THE INPUT.
- - - - - - -

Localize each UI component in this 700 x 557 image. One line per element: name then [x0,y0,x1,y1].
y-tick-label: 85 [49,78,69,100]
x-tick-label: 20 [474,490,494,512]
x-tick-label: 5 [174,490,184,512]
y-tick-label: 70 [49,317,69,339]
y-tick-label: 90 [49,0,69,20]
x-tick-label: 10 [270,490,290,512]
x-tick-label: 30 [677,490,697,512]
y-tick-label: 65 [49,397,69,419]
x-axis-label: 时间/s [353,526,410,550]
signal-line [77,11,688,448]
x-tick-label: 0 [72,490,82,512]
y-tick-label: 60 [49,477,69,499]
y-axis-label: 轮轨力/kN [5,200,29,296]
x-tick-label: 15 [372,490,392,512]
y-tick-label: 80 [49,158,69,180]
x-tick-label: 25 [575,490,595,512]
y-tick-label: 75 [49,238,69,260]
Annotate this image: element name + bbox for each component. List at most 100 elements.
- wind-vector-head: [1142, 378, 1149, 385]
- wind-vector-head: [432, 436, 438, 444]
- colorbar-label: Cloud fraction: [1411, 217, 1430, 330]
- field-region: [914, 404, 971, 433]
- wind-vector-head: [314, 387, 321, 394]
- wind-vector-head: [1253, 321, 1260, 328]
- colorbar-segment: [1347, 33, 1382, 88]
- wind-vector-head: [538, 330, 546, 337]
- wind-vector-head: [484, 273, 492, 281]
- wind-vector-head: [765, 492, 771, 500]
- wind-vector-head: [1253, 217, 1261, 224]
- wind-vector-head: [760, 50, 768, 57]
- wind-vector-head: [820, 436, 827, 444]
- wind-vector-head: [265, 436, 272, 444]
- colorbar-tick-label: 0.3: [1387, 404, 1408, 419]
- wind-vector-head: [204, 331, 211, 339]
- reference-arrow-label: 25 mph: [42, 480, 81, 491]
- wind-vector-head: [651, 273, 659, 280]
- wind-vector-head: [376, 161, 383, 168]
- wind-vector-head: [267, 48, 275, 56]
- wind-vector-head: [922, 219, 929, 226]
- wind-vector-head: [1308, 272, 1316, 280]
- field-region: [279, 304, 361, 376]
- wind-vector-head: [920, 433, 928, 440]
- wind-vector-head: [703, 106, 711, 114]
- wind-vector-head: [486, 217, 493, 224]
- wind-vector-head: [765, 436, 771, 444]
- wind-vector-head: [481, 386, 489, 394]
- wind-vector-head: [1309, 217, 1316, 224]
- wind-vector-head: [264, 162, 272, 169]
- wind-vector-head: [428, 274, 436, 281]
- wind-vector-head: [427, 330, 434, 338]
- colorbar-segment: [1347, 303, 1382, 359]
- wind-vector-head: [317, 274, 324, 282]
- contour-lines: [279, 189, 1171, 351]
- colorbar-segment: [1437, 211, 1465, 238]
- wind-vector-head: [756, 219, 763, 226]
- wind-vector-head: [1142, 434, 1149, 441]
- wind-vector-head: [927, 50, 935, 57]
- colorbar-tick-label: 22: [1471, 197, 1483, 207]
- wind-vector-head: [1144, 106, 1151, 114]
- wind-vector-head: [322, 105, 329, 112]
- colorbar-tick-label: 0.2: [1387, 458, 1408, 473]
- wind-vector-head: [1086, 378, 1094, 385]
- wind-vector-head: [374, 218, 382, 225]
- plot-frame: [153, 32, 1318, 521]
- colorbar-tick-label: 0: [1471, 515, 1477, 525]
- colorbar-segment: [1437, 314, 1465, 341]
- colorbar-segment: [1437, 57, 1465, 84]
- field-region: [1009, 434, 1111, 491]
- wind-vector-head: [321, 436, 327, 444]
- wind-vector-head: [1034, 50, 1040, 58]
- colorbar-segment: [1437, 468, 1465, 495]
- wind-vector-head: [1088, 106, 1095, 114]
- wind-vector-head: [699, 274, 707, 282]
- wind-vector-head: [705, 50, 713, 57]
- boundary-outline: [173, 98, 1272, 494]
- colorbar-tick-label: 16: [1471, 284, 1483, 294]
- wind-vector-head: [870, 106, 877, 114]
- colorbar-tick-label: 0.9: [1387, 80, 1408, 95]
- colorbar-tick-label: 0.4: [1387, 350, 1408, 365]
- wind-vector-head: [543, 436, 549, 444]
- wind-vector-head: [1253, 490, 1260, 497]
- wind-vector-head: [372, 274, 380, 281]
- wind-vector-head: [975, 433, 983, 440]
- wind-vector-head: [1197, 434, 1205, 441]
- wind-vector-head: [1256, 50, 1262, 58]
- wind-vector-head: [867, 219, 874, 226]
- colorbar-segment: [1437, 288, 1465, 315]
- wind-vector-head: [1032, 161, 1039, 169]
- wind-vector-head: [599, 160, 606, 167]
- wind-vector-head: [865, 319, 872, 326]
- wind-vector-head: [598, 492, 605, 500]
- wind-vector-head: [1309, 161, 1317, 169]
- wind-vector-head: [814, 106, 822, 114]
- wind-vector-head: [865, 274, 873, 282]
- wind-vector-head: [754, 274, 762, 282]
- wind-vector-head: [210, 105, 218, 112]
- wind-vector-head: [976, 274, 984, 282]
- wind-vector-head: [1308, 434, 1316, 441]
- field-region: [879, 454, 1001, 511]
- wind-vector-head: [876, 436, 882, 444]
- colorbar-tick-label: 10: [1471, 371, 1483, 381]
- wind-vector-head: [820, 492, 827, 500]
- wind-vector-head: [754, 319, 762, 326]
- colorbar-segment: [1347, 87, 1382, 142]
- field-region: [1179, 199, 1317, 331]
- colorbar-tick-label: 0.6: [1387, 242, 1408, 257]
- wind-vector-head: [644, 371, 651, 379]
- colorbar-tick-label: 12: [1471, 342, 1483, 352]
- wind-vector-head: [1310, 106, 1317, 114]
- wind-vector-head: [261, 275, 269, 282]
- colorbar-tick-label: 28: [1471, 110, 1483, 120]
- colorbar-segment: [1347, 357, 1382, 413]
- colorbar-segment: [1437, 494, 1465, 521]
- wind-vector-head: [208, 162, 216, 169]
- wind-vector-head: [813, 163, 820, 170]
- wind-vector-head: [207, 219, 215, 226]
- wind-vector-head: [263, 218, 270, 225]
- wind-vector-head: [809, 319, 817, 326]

- - - - - - -

OBJECTIVE.
Return every line of the records above verbatim, with nothing changed, added, or left out.

RIGHT ANSWER.
Localize each UI component in this 700 x 557 image. One line per element: name then [x0,y0,x1,y1].
y-tick-label: 85 [49,78,69,100]
x-tick-label: 20 [474,490,494,512]
x-tick-label: 5 [174,490,184,512]
y-tick-label: 70 [49,317,69,339]
y-tick-label: 90 [49,0,69,20]
x-tick-label: 10 [270,490,290,512]
x-tick-label: 30 [677,490,697,512]
y-tick-label: 65 [49,397,69,419]
x-axis-label: 时间/s [353,526,410,550]
signal-line [77,11,688,448]
x-tick-label: 0 [72,490,82,512]
y-tick-label: 60 [49,477,69,499]
y-axis-label: 轮轨力/kN [5,200,29,296]
x-tick-label: 15 [372,490,392,512]
y-tick-label: 80 [49,158,69,180]
x-tick-label: 25 [575,490,595,512]
y-tick-label: 75 [49,238,69,260]
Annotate this image: element name + bbox for each component. List at most 100 elements.
- wind-vector-head: [1142, 378, 1149, 385]
- wind-vector-head: [432, 436, 438, 444]
- colorbar-label: Cloud fraction: [1411, 217, 1430, 330]
- field-region: [914, 404, 971, 433]
- wind-vector-head: [314, 387, 321, 394]
- wind-vector-head: [1253, 321, 1260, 328]
- colorbar-segment: [1347, 33, 1382, 88]
- wind-vector-head: [538, 330, 546, 337]
- wind-vector-head: [484, 273, 492, 281]
- wind-vector-head: [765, 492, 771, 500]
- wind-vector-head: [1253, 217, 1261, 224]
- wind-vector-head: [760, 50, 768, 57]
- wind-vector-head: [820, 436, 827, 444]
- wind-vector-head: [265, 436, 272, 444]
- colorbar-tick-label: 0.3: [1387, 404, 1408, 419]
- wind-vector-head: [204, 331, 211, 339]
- reference-arrow-label: 25 mph: [42, 480, 81, 491]
- wind-vector-head: [651, 273, 659, 280]
- wind-vector-head: [376, 161, 383, 168]
- wind-vector-head: [267, 48, 275, 56]
- wind-vector-head: [922, 219, 929, 226]
- wind-vector-head: [1308, 272, 1316, 280]
- field-region: [279, 304, 361, 376]
- wind-vector-head: [920, 433, 928, 440]
- wind-vector-head: [703, 106, 711, 114]
- wind-vector-head: [486, 217, 493, 224]
- wind-vector-head: [765, 436, 771, 444]
- wind-vector-head: [481, 386, 489, 394]
- wind-vector-head: [1309, 217, 1316, 224]
- wind-vector-head: [264, 162, 272, 169]
- wind-vector-head: [428, 274, 436, 281]
- wind-vector-head: [427, 330, 434, 338]
- colorbar-segment: [1347, 303, 1382, 359]
- wind-vector-head: [317, 274, 324, 282]
- contour-lines: [279, 189, 1171, 351]
- colorbar-segment: [1437, 211, 1465, 238]
- wind-vector-head: [756, 219, 763, 226]
- wind-vector-head: [1142, 434, 1149, 441]
- wind-vector-head: [927, 50, 935, 57]
- colorbar-tick-label: 22: [1471, 197, 1483, 207]
- wind-vector-head: [1144, 106, 1151, 114]
- wind-vector-head: [322, 105, 329, 112]
- colorbar-tick-label: 0.2: [1387, 458, 1408, 473]
- wind-vector-head: [1086, 378, 1094, 385]
- wind-vector-head: [374, 218, 382, 225]
- plot-frame: [153, 32, 1318, 521]
- colorbar-tick-label: 0: [1471, 515, 1477, 525]
- colorbar-segment: [1437, 314, 1465, 341]
- colorbar-segment: [1437, 57, 1465, 84]
- field-region: [1009, 434, 1111, 491]
- wind-vector-head: [321, 436, 327, 444]
- wind-vector-head: [1034, 50, 1040, 58]
- colorbar-segment: [1437, 468, 1465, 495]
- wind-vector-head: [1088, 106, 1095, 114]
- wind-vector-head: [699, 274, 707, 282]
- wind-vector-head: [705, 50, 713, 57]
- boundary-outline: [173, 98, 1272, 494]
- colorbar-tick-label: 16: [1471, 284, 1483, 294]
- wind-vector-head: [870, 106, 877, 114]
- colorbar-tick-label: 0.9: [1387, 80, 1408, 95]
- colorbar-tick-label: 0.4: [1387, 350, 1408, 365]
- wind-vector-head: [543, 436, 549, 444]
- wind-vector-head: [1253, 490, 1260, 497]
- wind-vector-head: [372, 274, 380, 281]
- wind-vector-head: [975, 433, 983, 440]
- wind-vector-head: [1197, 434, 1205, 441]
- wind-vector-head: [1256, 50, 1262, 58]
- wind-vector-head: [867, 219, 874, 226]
- colorbar-segment: [1437, 288, 1465, 315]
- wind-vector-head: [1032, 161, 1039, 169]
- wind-vector-head: [599, 160, 606, 167]
- wind-vector-head: [865, 319, 872, 326]
- wind-vector-head: [598, 492, 605, 500]
- wind-vector-head: [1309, 161, 1317, 169]
- wind-vector-head: [814, 106, 822, 114]
- wind-vector-head: [865, 274, 873, 282]
- wind-vector-head: [754, 274, 762, 282]
- wind-vector-head: [210, 105, 218, 112]
- wind-vector-head: [976, 274, 984, 282]
- wind-vector-head: [1308, 434, 1316, 441]
- field-region: [879, 454, 1001, 511]
- wind-vector-head: [876, 436, 882, 444]
- colorbar-tick-label: 10: [1471, 371, 1483, 381]
- wind-vector-head: [820, 492, 827, 500]
- wind-vector-head: [754, 319, 762, 326]
- colorbar-segment: [1347, 87, 1382, 142]
- field-region: [1179, 199, 1317, 331]
- colorbar-tick-label: 0.6: [1387, 242, 1408, 257]
- wind-vector-head: [644, 371, 651, 379]
- colorbar-tick-label: 12: [1471, 342, 1483, 352]
- wind-vector-head: [1310, 106, 1317, 114]
- wind-vector-head: [261, 275, 269, 282]
- colorbar-tick-label: 28: [1471, 110, 1483, 120]
- colorbar-segment: [1347, 357, 1382, 413]
- colorbar-segment: [1437, 494, 1465, 521]
- wind-vector-head: [208, 162, 216, 169]
- wind-vector-head: [813, 163, 820, 170]
- wind-vector-head: [207, 219, 215, 226]
- wind-vector-head: [263, 218, 270, 225]
- wind-vector-head: [809, 319, 817, 326]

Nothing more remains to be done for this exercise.